Supplied records:
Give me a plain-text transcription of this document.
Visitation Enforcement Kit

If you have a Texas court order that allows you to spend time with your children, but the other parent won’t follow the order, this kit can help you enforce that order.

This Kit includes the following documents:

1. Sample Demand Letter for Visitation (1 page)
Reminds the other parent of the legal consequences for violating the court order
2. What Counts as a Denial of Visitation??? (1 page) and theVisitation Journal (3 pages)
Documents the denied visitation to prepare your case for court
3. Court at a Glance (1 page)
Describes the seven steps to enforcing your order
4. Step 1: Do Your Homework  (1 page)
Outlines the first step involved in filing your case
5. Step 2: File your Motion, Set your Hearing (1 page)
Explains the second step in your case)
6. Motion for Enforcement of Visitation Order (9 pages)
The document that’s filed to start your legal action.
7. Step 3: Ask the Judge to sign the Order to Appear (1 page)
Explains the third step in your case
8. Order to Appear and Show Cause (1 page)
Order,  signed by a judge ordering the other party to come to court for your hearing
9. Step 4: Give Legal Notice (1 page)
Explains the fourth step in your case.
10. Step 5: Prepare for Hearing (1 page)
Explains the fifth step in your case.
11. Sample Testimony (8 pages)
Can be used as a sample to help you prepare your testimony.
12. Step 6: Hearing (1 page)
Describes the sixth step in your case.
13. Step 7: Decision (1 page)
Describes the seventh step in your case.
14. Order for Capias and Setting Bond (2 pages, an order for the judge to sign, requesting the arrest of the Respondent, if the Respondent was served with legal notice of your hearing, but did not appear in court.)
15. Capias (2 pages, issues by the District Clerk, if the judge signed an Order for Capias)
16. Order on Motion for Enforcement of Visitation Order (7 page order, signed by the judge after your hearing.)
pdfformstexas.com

Description of the task:
Print every line of the records exactly. Omit nothing.

Final result:
Give me a plain-text transcription of this document.
Visitation Enforcement Kit

If you have a Texas court order that allows you to spend time with your children, but the other parent won’t follow the order, this kit can help you enforce that order.

This Kit includes the following documents:

1. Sample Demand Letter for Visitation (1 page)
Reminds the other parent of the legal consequences for violating the court order
2. What Counts as a Denial of Visitation??? (1 page) and theVisitation Journal (3 pages)
Documents the denied visitation to prepare your case for court
3. Court at a Glance (1 page)
Describes the seven steps to enforcing your order
4. Step 1: Do Your Homework  (1 page)
Outlines the first step involved in filing your case
5. Step 2: File your Motion, Set your Hearing (1 page)
Explains the second step in your case)
6. Motion for Enforcement of Visitation Order (9 pages)
The document that’s filed to start your legal action.
7. Step 3: Ask the Judge to sign the Order to Appear (1 page)
Explains the third step in your case
8. Order to Appear and Show Cause (1 page)
Order,  signed by a judge ordering the other party to come to court for your hearing
9. Step 4: Give Legal Notice (1 page)
Explains the fourth step in your case.
10. Step 5: Prepare for Hearing (1 page)
Explains the fifth step in your case.
11. Sample Testimony (8 pages)
Can be used as a sample to help you prepare your testimony.
12. Step 6: Hearing (1 page)
Describes the sixth step in your case.
13. Step 7: Decision (1 page)
Describes the seventh step in your case.
14. Order for Capias and Setting Bond (2 pages, an order for the judge to sign, requesting the arrest of the Respondent, if the Respondent was served with legal notice of your hearing, but did not appear in court.)
15. Capias (2 pages, issues by the District Clerk, if the judge signed an Order for Capias)
16. Order on Motion for Enforcement of Visitation Order (7 page order, signed by the judge after your hearing.)
pdfformstexas.com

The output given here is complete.